• _EXERCISE INPUT_:
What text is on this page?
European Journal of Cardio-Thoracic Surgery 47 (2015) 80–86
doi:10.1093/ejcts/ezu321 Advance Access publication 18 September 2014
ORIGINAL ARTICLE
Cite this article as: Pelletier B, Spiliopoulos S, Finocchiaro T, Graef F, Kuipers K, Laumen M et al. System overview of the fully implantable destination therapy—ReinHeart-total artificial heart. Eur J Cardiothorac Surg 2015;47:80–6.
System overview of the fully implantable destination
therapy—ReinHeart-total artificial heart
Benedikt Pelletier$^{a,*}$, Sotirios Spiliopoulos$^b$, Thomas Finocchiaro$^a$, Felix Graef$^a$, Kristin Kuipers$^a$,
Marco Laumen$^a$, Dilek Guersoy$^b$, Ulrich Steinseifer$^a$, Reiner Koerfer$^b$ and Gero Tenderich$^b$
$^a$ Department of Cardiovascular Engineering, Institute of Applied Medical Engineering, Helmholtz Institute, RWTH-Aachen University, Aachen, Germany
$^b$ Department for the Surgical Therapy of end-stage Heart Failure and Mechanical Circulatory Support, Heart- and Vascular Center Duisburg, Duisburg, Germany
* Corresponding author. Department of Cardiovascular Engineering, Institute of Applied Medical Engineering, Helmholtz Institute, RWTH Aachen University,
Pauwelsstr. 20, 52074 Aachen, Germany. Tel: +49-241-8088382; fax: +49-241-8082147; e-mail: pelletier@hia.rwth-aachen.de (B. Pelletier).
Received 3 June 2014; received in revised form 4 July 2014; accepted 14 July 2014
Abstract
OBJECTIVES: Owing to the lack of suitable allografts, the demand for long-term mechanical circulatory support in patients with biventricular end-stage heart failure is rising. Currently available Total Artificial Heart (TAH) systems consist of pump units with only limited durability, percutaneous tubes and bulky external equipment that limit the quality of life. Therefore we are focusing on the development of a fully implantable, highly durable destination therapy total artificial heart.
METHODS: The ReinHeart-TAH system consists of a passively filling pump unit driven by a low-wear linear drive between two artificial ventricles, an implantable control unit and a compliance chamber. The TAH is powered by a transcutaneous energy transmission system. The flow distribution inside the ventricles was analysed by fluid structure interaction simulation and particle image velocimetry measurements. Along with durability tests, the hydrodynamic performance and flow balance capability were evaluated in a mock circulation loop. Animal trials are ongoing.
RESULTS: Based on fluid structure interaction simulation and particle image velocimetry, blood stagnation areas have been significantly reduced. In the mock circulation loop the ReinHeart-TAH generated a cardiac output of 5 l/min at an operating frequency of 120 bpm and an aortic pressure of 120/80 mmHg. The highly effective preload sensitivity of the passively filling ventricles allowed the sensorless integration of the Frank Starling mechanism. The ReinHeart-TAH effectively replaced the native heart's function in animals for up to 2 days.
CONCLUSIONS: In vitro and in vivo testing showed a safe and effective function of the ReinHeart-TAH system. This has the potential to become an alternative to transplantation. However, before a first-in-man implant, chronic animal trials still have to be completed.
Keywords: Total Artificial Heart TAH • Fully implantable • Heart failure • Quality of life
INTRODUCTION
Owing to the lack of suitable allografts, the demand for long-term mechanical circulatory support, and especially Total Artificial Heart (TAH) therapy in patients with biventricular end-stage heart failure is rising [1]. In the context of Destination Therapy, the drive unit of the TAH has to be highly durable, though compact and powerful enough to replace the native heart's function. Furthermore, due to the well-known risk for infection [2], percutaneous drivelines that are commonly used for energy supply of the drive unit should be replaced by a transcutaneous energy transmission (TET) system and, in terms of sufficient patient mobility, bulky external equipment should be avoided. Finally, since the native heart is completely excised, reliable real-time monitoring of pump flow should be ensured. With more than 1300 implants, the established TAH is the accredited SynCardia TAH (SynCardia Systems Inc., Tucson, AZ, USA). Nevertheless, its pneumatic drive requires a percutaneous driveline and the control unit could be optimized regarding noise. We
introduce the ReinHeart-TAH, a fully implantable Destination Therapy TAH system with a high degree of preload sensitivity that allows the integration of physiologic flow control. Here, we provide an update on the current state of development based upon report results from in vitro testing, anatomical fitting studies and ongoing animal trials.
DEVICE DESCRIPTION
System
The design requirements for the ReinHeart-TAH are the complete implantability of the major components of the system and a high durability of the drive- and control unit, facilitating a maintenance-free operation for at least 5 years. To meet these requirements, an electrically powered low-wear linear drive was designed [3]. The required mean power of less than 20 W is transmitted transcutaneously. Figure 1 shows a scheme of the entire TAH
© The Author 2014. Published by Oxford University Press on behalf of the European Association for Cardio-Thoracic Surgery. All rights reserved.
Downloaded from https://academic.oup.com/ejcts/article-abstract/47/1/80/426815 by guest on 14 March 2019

• _EXERCISE_:
Bring together every line in the entries that holds the string "preload".

• _EXERCISE SOLUTION_:
RESULTS: Based on fluid structure interaction simulation and particle image velocimetry, blood stagnation areas have been significantly reduced. In the mock circulation loop the ReinHeart-TAH generated a cardiac output of 5 l/min at an operating frequency of 120 bpm and an aortic pressure of 120/80 mmHg. The highly effective preload sensitivity of the passively filling ventricles allowed the sensorless integration of the Frank Starling mechanism. The ReinHeart-TAH effectively replaced the native heart's function in animals for up to 2 days.
introduce the ReinHeart-TAH, a fully implantable Destination Therapy TAH system with a high degree of preload sensitivity that allows the integration of physiologic flow control. Here, we provide an update on the current state of development based upon report results from in vitro testing, anatomical fitting studies and ongoing animal trials.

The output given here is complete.